━━━ DATA TO USE

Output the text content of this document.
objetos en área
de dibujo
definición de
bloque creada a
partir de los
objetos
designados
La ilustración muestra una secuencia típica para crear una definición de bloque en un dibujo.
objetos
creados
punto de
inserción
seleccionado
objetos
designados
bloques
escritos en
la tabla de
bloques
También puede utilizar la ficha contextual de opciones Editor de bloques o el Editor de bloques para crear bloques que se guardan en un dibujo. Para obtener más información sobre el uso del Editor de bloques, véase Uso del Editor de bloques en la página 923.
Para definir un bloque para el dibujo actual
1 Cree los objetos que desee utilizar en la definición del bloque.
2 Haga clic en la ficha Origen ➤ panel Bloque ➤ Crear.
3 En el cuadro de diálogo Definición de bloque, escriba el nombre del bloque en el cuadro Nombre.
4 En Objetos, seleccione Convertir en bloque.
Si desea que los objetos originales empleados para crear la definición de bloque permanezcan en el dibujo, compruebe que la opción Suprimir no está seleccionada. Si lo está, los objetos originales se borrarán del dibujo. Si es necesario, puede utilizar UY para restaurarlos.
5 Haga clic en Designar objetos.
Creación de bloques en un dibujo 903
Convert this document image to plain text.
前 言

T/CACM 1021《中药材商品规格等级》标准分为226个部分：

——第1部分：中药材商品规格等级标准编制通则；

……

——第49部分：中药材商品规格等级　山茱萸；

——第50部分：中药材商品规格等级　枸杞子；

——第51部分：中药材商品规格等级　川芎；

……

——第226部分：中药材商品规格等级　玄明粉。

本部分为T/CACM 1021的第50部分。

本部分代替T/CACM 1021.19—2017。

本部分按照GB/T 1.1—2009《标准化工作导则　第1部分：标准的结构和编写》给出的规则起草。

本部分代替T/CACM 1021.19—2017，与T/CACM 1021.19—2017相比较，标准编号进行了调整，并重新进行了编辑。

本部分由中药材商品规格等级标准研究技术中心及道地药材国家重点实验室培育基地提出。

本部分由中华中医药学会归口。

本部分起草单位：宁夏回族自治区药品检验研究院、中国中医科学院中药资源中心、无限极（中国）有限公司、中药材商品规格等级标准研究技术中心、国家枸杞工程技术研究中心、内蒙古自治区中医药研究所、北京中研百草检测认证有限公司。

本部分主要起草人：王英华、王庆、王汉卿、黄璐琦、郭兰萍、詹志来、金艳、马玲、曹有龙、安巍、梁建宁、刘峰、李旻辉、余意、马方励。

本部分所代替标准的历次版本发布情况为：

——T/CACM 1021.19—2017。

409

━━━━━━

◆ WRITTEN INSTRUCTION:
Take the entries above and transcribe them exactly.

◆ RESULT BELOW:
Output the text content of this document.
objetos en área
de dibujo
definición de
bloque creada a
partir de los
objetos
designados
La ilustración muestra una secuencia típica para crear una definición de bloque en un dibujo.
objetos
creados
punto de
inserción
seleccionado
objetos
designados
bloques
escritos en
la tabla de
bloques
También puede utilizar la ficha contextual de opciones Editor de bloques o el Editor de bloques para crear bloques que se guardan en un dibujo. Para obtener más información sobre el uso del Editor de bloques, véase Uso del Editor de bloques en la página 923.
Para definir un bloque para el dibujo actual
1 Cree los objetos que desee utilizar en la definición del bloque.
2 Haga clic en la ficha Origen ➤ panel Bloque ➤ Crear.
3 En el cuadro de diálogo Definición de bloque, escriba el nombre del bloque en el cuadro Nombre.
4 En Objetos, seleccione Convertir en bloque.
Si desea que los objetos originales empleados para crear la definición de bloque permanezcan en el dibujo, compruebe que la opción Suprimir no está seleccionada. Si lo está, los objetos originales se borrarán del dibujo. Si es necesario, puede utilizar UY para restaurarlos.
5 Haga clic en Designar objetos.
Creación de bloques en un dibujo 903
Convert this document image to plain text.
前 言

T/CACM 1021《中药材商品规格等级》标准分为226个部分：

——第1部分：中药材商品规格等级标准编制通则；

……

——第49部分：中药材商品规格等级　山茱萸；

——第50部分：中药材商品规格等级　枸杞子；

——第51部分：中药材商品规格等级　川芎；

……

——第226部分：中药材商品规格等级　玄明粉。

本部分为T/CACM 1021的第50部分。

本部分代替T/CACM 1021.19—2017。

本部分按照GB/T 1.1—2009《标准化工作导则　第1部分：标准的结构和编写》给出的规则起草。

本部分代替T/CACM 1021.19—2017，与T/CACM 1021.19—2017相比较，标准编号进行了调整，并重新进行了编辑。

本部分由中药材商品规格等级标准研究技术中心及道地药材国家重点实验室培育基地提出。

本部分由中华中医药学会归口。

本部分起草单位：宁夏回族自治区药品检验研究院、中国中医科学院中药资源中心、无限极（中国）有限公司、中药材商品规格等级标准研究技术中心、国家枸杞工程技术研究中心、内蒙古自治区中医药研究所、北京中研百草检测认证有限公司。

本部分主要起草人：王英华、王庆、王汉卿、黄璐琦、郭兰萍、詹志来、金艳、马玲、曹有龙、安巍、梁建宁、刘峰、李旻辉、余意、马方励。

本部分所代替标准的历次版本发布情况为：

——T/CACM 1021.19—2017。

409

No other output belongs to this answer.